WHAT YOU SHOULD DO ::
Select all lines with the string "text" in them, and copy those lines.

━━━━━━━━

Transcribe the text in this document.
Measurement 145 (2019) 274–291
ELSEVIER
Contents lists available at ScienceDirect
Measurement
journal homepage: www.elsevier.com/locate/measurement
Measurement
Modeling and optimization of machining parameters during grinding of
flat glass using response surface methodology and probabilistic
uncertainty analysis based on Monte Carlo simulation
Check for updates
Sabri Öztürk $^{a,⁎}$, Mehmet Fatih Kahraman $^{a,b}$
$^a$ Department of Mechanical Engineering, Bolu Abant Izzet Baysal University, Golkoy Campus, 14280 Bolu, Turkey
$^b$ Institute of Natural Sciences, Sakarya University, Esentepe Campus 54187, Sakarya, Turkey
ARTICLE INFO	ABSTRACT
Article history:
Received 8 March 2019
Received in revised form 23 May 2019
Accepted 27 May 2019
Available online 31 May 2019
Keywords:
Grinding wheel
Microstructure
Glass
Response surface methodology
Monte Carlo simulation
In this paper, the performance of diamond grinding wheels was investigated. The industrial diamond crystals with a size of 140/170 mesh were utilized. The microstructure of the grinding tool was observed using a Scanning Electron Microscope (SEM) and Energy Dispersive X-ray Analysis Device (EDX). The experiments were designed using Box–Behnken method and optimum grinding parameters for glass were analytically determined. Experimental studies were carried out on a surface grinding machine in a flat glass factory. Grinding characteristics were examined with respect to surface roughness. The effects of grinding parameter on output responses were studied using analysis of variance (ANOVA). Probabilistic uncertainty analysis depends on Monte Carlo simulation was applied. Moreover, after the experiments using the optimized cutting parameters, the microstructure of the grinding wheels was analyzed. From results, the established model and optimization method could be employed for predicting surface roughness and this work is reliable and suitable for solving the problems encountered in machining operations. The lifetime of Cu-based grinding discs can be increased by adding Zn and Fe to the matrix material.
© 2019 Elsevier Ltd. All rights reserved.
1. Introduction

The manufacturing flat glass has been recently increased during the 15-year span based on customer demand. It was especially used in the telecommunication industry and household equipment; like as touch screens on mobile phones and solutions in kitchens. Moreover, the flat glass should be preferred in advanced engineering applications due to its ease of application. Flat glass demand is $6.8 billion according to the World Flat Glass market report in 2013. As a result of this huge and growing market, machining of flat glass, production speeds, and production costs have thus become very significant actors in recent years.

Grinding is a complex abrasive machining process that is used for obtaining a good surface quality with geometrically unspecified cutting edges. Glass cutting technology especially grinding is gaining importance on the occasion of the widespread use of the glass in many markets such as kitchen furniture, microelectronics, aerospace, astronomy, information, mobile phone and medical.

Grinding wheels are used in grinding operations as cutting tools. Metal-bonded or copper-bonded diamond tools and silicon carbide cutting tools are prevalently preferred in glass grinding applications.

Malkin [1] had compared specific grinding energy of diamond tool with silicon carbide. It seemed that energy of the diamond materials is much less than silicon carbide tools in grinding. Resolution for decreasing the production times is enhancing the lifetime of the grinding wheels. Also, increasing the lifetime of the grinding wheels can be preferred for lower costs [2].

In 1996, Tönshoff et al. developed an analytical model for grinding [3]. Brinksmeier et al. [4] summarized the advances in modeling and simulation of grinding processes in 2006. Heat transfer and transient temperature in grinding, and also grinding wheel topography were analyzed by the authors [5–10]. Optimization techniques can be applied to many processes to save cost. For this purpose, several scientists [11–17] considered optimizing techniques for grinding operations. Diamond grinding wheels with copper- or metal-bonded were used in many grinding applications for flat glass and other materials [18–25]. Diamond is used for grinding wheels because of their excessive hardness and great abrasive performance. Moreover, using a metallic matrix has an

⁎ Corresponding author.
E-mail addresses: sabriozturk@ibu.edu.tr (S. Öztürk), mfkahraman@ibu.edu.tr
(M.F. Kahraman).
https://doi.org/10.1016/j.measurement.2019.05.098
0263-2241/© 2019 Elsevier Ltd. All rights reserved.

━━━━━━━━

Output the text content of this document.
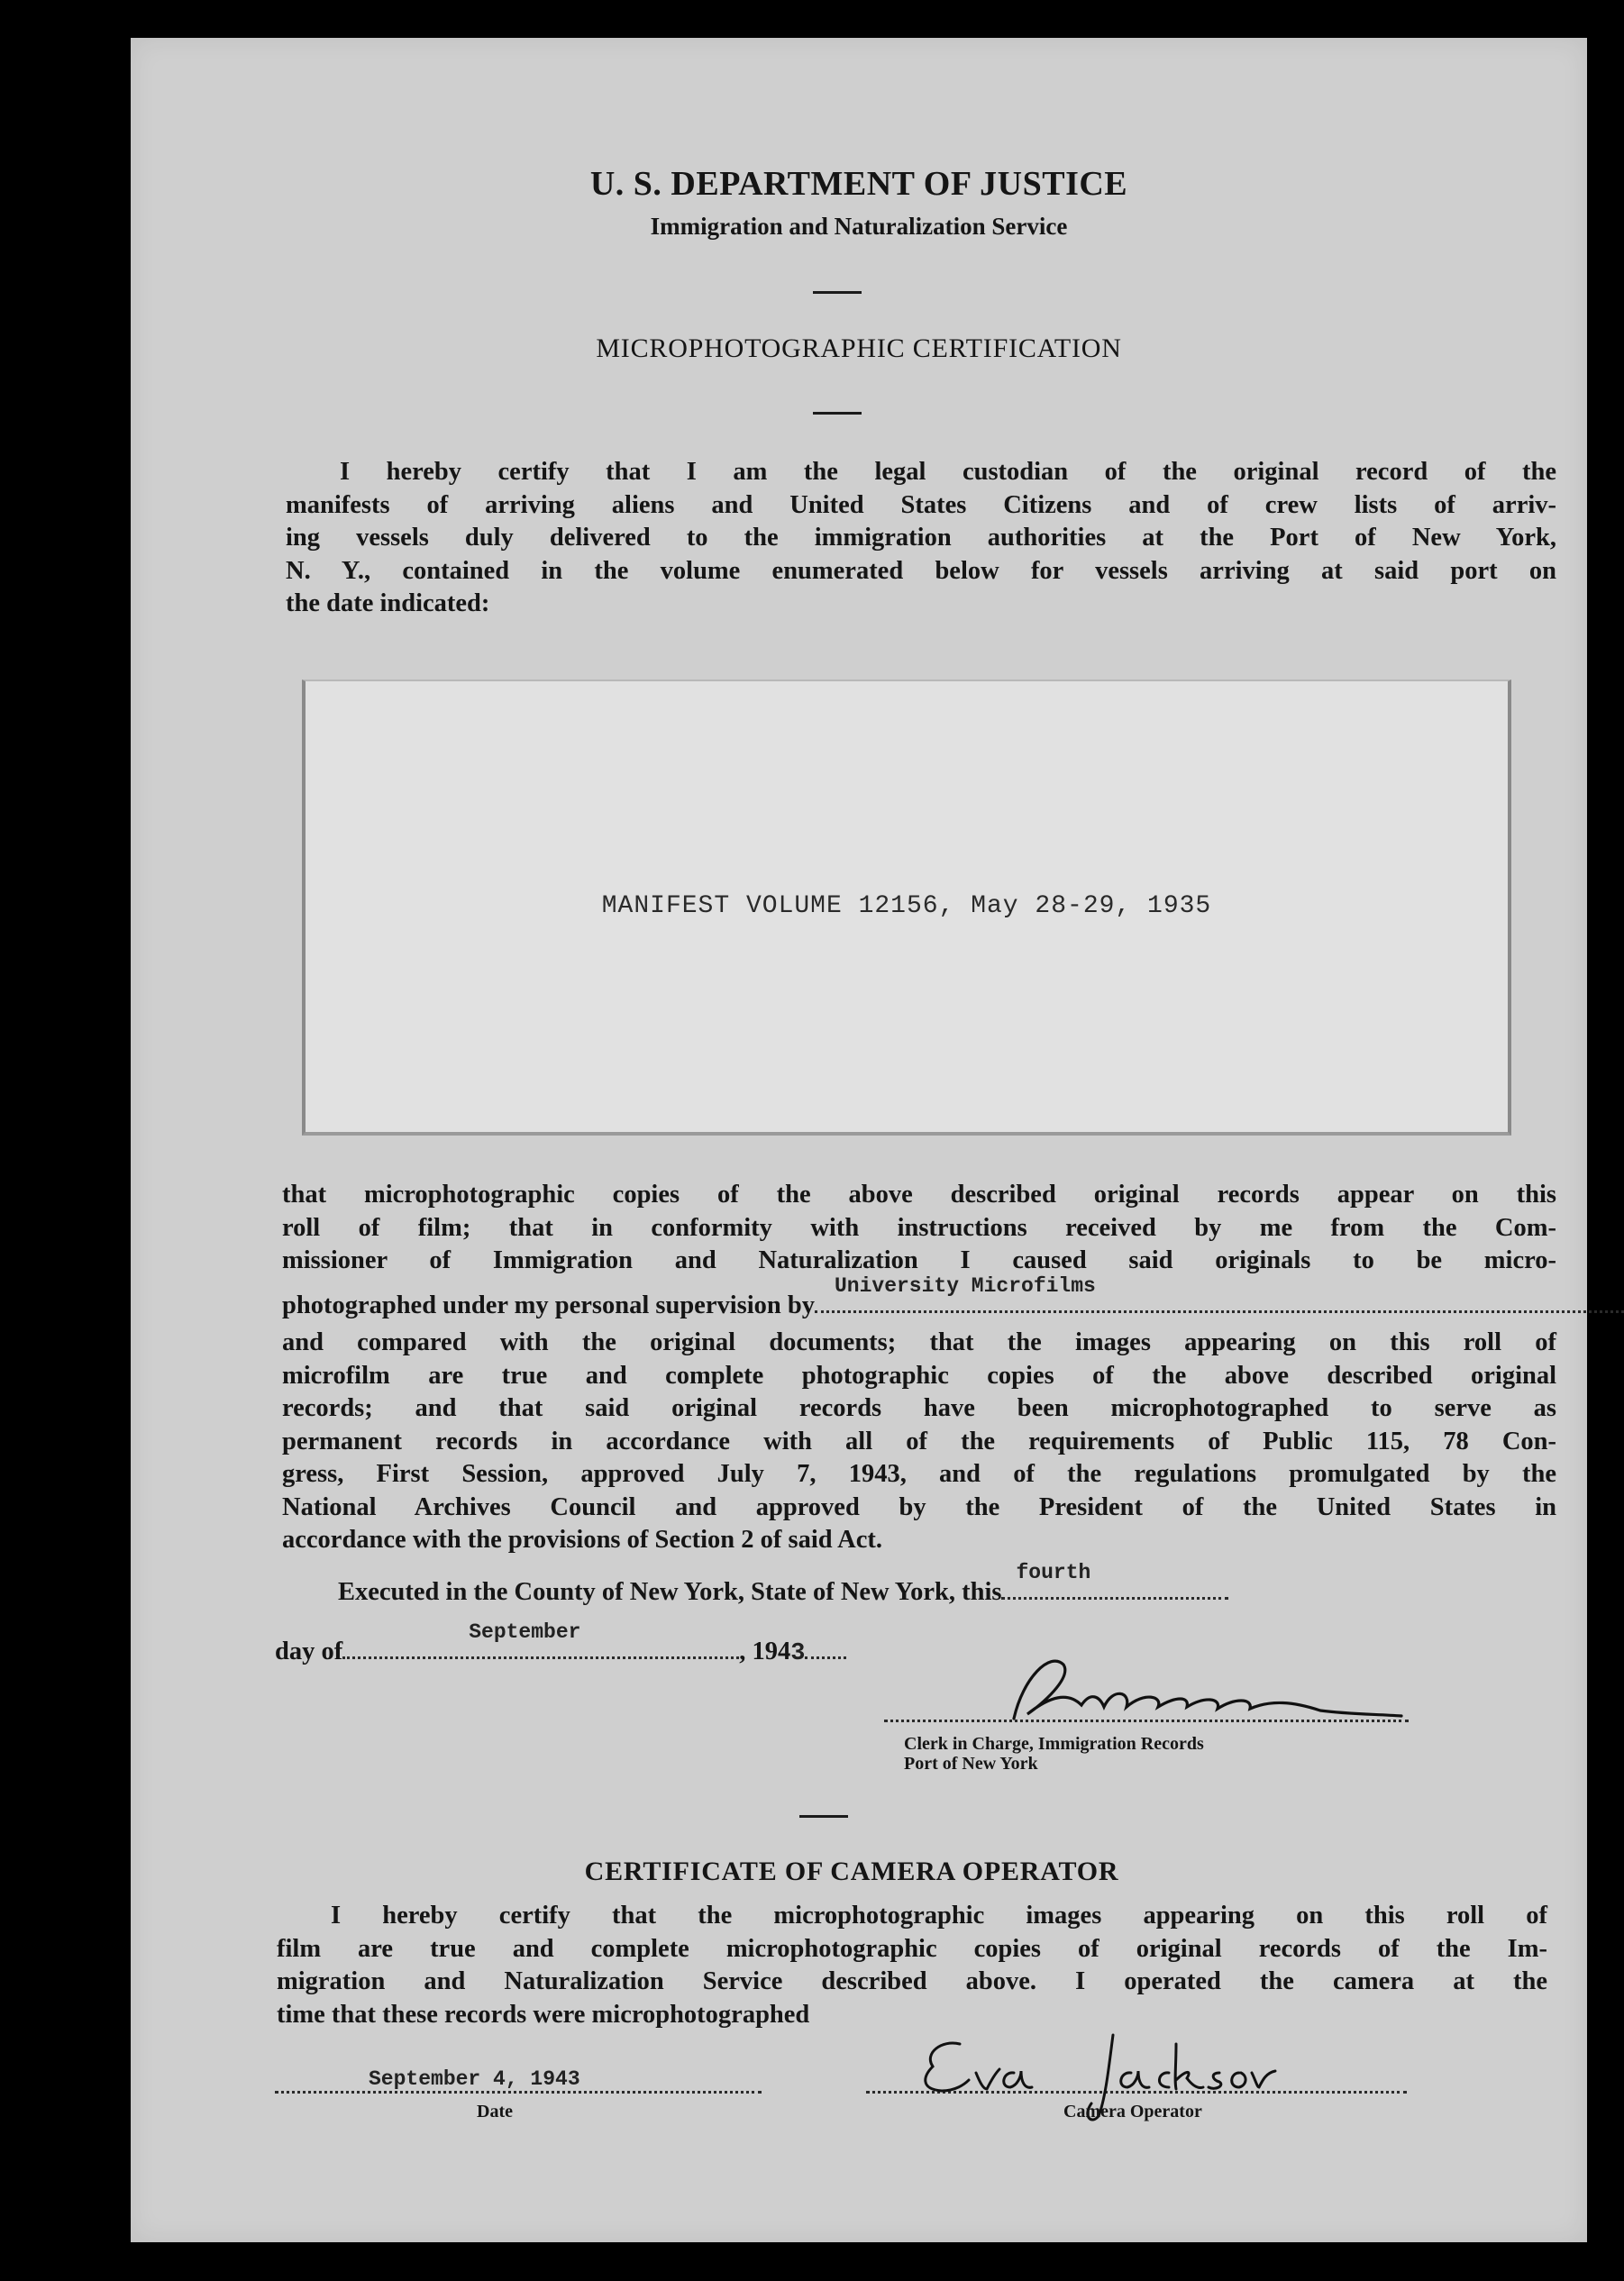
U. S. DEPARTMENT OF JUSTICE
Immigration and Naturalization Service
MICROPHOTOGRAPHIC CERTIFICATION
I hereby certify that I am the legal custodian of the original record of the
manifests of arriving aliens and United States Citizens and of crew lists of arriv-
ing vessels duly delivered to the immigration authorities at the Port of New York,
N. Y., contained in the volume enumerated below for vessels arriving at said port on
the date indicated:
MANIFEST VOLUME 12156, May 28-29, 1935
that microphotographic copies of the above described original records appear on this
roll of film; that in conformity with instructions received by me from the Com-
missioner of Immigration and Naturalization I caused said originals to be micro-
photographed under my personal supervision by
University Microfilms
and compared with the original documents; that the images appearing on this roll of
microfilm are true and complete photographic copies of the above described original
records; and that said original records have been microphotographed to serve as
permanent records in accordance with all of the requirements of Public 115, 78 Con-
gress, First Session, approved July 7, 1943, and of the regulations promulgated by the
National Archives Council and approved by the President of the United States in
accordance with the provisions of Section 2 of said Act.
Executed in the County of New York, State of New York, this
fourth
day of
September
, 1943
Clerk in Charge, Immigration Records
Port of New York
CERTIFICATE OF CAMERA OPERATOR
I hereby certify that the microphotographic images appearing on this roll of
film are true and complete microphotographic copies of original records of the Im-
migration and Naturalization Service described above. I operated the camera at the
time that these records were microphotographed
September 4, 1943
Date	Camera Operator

━━━━━━━━

EXERCISE ANSWER ::
Transcribe the text in this document.
Output the text content of this document.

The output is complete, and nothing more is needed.